--- Start Exercise data ---

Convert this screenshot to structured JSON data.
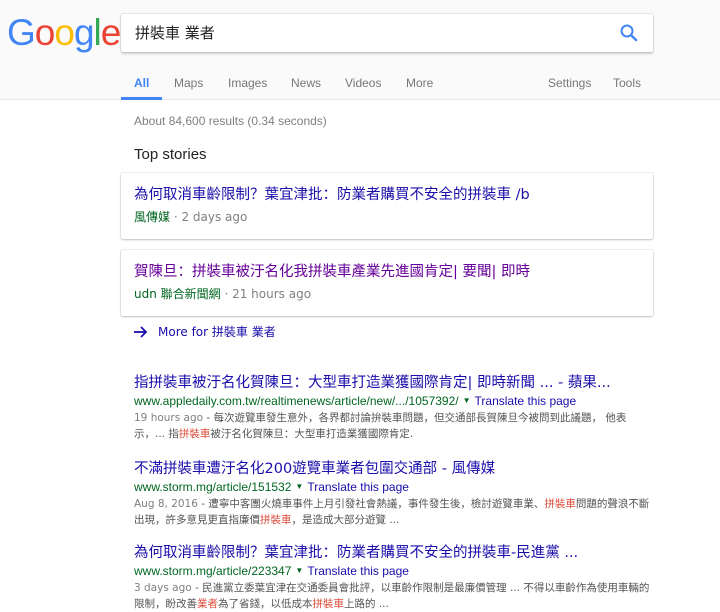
{
  "logo": {
    "letters": [
      "G",
      "o",
      "o",
      "g",
      "l",
      "e"
    ],
    "colors": [
      "#4285f4",
      "#ea4335",
      "#fbbc05",
      "#4285f4",
      "#34a853",
      "#ea4335"
    ]
  },
  "search": {
    "value": "拼裝車 業者"
  },
  "tabs": {
    "all": "All",
    "maps": "Maps",
    "images": "Images",
    "news": "News",
    "videos": "Videos",
    "more": "More",
    "settings": "Settings",
    "tools": "Tools"
  },
  "result_stats": "About 84,600 results (0.34 seconds)",
  "top_stories": {
    "heading": "Top stories",
    "cards": [
      {
        "title": "為何取消車齡限制？葉宜津批：防業者購買不安全的拼裝車 /b",
        "source": "風傳媒",
        "time": " · 2 days ago"
      },
      {
        "title": "賀陳旦：拼裝車被汙名化我拼裝車產業先進國肯定| 要聞| 即時",
        "source": "udn 聯合新聞網",
        "time": " · 21 hours ago"
      }
    ],
    "more_label": "More for 拼裝車 業者"
  },
  "results": [
    {
      "title": "指拼裝車被汙名化賀陳旦：大型車打造業獲國際肯定| 即時新聞 ... - 蘋果...",
      "url": "www.appledaily.com.tw/realtimenews/article/new/.../1057392/",
      "translate": "Translate this page",
      "date": "19 hours ago",
      "snippet_1": " - 每次遊覽車發生意外，各界都討論拚裝車問題，但交通部長賀陳旦今被問到此議題， 他表示，... 指",
      "snippet_hl": "拼裝車",
      "snippet_2": "被汙名化賀陳旦：大型車打造業獲國際肯定."
    },
    {
      "title": "不滿拼裝車遭汙名化200遊覽車業者包圍交通部 - 風傳媒",
      "url": "www.storm.mg/article/151532",
      "translate": "Translate this page",
      "date": "Aug 8, 2016",
      "snippet_1": " - 遭寧中客團火燒車事件上月引發社會熱議，事件發生後，檢討遊覽車業、",
      "snippet_hl": "拼裝車",
      "snippet_2": "問題的聲浪不斷出現，許多意見更直指廉價",
      "snippet_hl2": "拼裝車",
      "snippet_3": "，是造成大部分遊覽 ..."
    },
    {
      "title": "為何取消車齡限制？葉宜津批：防業者購買不安全的拼裝車-民進黨 ...",
      "url": "www.storm.mg/article/223347",
      "translate": "Translate this page",
      "date": "3 days ago",
      "snippet_1": " - 民進黨立委葉宜津在交通委員會批評，以車齡作限制是最廉價管理 ... 不得以車齡作為使用車輛的限制，盼改善",
      "snippet_hl": "業者",
      "snippet_2": "為了省錢，以低成本",
      "snippet_hl2": "拼裝車",
      "snippet_3": "上路的 ..."
    }
  ]
}
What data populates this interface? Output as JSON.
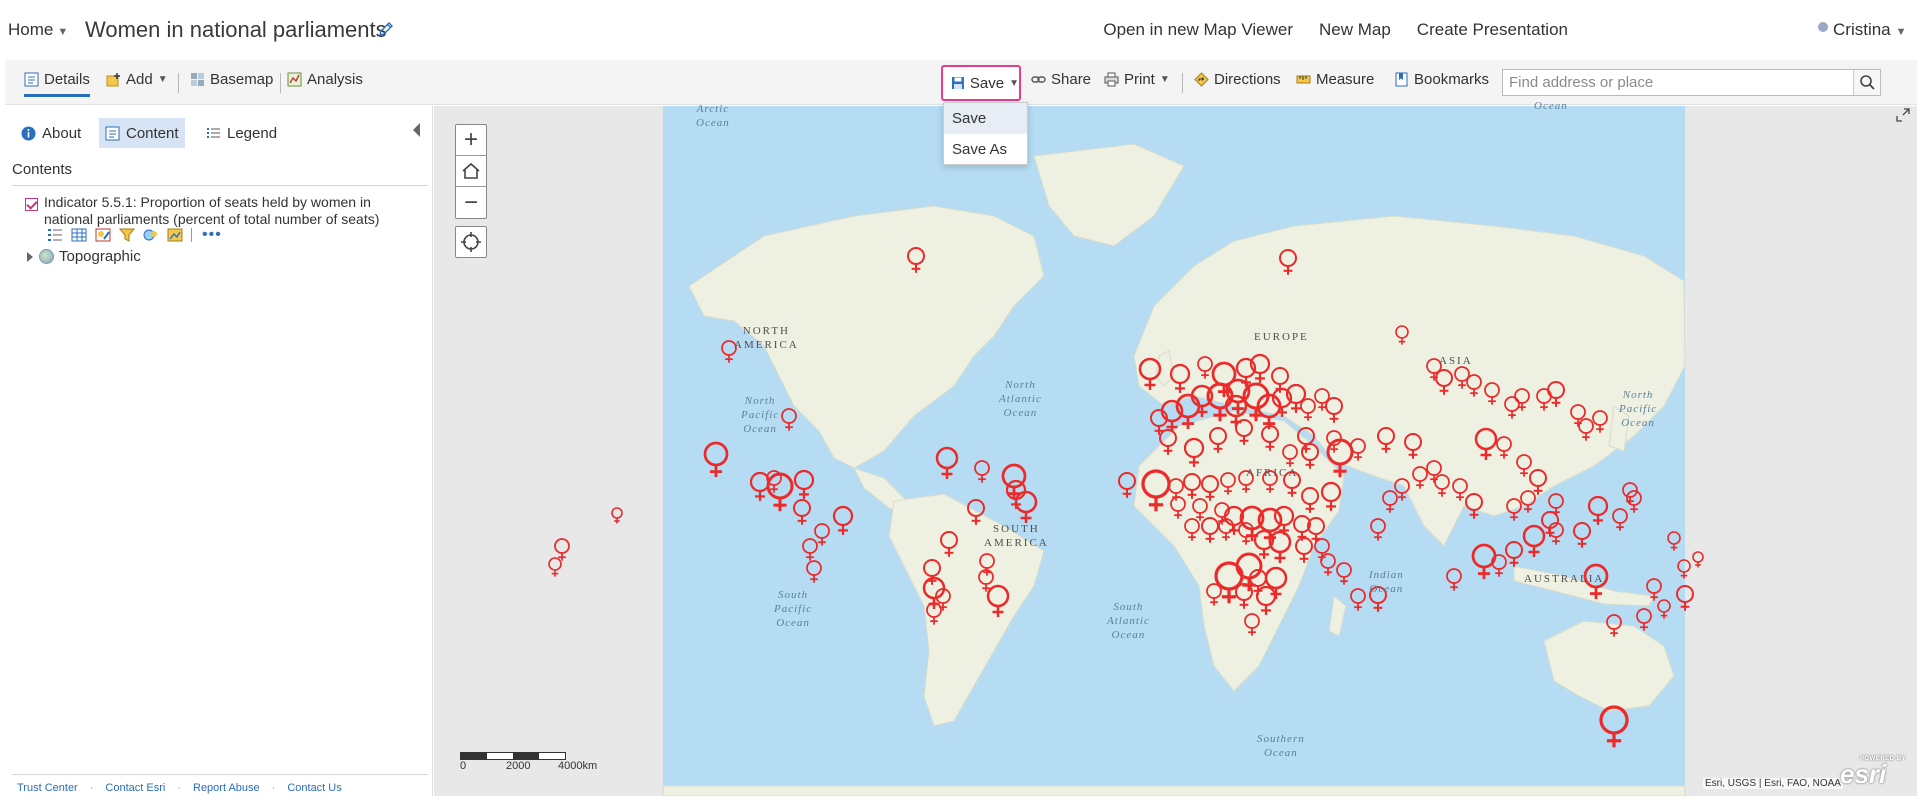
{
  "header": {
    "home_label": "Home",
    "map_title": "Women in national parliaments",
    "links": [
      "Open in new Map Viewer",
      "New Map",
      "Create Presentation"
    ],
    "user_name": "Cristina"
  },
  "toolbar": {
    "details_label": "Details",
    "add_label": "Add",
    "basemap_label": "Basemap",
    "analysis_label": "Analysis",
    "save_label": "Save",
    "share_label": "Share",
    "print_label": "Print",
    "directions_label": "Directions",
    "measure_label": "Measure",
    "bookmarks_label": "Bookmarks",
    "search_placeholder": "Find address or place"
  },
  "save_menu": {
    "items": [
      "Save",
      "Save As"
    ],
    "highlighted_index": 0
  },
  "panel": {
    "tabs": [
      {
        "label": "About",
        "icon": "info-icon"
      },
      {
        "label": "Content",
        "icon": "content-icon"
      },
      {
        "label": "Legend",
        "icon": "legend-icon"
      }
    ],
    "active_tab": "Content",
    "contents_heading": "Contents",
    "layer": {
      "name": "Indicator 5.5.1: Proportion of seats held by women in national parliaments (percent of total number of seats)",
      "checked": true
    },
    "basemap_layer": "Topographic",
    "footer_links": [
      "Trust Center",
      "Contact Esri",
      "Report Abuse",
      "Contact Us"
    ]
  },
  "map": {
    "labels": {
      "arctic": "Arctic\nOcean",
      "north_america": "NORTH\nAMERICA",
      "north_pacific": "North\nPacific\nOcean",
      "north_atlantic": "North\nAtlantic\nOcean",
      "south_pacific": "South\nPacific\nOcean",
      "south_america": "SOUTH\nAMERICA",
      "south_atlantic": "South\nAtlantic\nOcean",
      "europe": "EUROPE",
      "africa": "AFRICA",
      "asia": "ASIA",
      "north_pacific_east": "North\nPacific\nOcean",
      "indian": "Indian\nOcean",
      "australia": "AUSTRALIA",
      "southern": "Southern\nOcean",
      "top_ocean": "Ocean"
    },
    "scale_labels": [
      "0",
      "2000",
      "4000km"
    ],
    "attribution": "Esri, USGS | Esri, FAO, NOAA",
    "logo_small": "POWERED BY",
    "logo_text": "esri",
    "symbol_color": "#ec2a2a",
    "water_color": "#b5dcf3",
    "land_color": "#eef0e2"
  }
}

--- End Exercise data ---

Aim
Count how many lines above carry the word "nPacific". Only the number is required.

Final result
3